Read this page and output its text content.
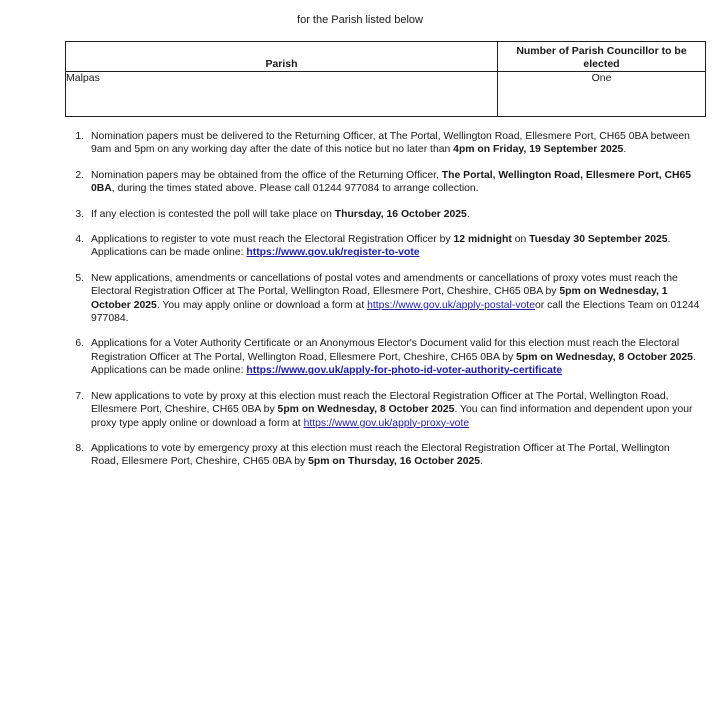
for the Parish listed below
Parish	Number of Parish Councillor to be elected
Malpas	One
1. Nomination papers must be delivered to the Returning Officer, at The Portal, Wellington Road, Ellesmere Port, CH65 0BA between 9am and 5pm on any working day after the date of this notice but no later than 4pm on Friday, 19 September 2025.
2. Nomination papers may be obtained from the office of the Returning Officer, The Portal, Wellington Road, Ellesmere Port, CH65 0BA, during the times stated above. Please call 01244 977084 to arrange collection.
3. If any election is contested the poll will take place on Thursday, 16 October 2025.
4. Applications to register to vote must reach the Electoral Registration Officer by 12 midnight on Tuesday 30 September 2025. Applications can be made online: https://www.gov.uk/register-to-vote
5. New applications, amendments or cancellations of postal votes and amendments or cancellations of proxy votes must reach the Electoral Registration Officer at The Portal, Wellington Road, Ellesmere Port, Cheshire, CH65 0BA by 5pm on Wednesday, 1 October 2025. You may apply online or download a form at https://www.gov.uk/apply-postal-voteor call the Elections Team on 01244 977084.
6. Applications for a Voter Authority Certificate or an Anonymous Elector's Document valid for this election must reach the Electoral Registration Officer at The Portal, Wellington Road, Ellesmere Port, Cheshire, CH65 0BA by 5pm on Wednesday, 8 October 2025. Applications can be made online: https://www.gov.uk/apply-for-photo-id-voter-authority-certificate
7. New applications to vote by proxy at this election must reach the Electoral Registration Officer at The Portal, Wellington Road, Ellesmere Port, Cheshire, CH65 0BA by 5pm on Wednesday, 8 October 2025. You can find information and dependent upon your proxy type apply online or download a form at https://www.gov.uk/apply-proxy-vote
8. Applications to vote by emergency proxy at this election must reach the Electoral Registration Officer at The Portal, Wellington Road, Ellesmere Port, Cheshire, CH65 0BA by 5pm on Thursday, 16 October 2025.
--
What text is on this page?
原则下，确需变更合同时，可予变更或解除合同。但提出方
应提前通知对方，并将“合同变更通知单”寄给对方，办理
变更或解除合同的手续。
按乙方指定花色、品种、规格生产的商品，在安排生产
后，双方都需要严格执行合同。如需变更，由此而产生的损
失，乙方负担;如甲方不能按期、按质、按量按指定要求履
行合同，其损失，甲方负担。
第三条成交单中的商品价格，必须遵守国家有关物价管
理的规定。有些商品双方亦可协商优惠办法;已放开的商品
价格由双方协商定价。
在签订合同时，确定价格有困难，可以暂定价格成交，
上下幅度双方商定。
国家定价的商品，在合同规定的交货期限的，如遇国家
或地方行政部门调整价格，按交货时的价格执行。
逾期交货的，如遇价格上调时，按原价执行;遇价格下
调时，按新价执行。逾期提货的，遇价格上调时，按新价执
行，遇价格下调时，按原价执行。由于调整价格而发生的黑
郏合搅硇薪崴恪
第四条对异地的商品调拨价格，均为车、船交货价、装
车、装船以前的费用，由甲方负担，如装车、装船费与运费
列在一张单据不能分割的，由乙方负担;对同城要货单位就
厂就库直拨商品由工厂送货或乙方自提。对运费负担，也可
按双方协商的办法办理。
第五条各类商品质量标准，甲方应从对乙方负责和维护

• [TASK TO CARRY OUT]: Read the entries and select each line where the word "Returning" is found.

• [REPLY TO THE TASK]:
1. Nomination papers must be delivered to the Returning Officer, at The Portal, Wellington Road, Ellesmere Port, CH65 0BA between 9am and 5pm on any working day after the date of this notice but no later than 4pm on Friday, 19 September 2025.
2. Nomination papers may be obtained from the office of the Returning Officer, The Portal, Wellington Road, Ellesmere Port, CH65 0BA, during the times stated above. Please call 01244 977084 to arrange collection.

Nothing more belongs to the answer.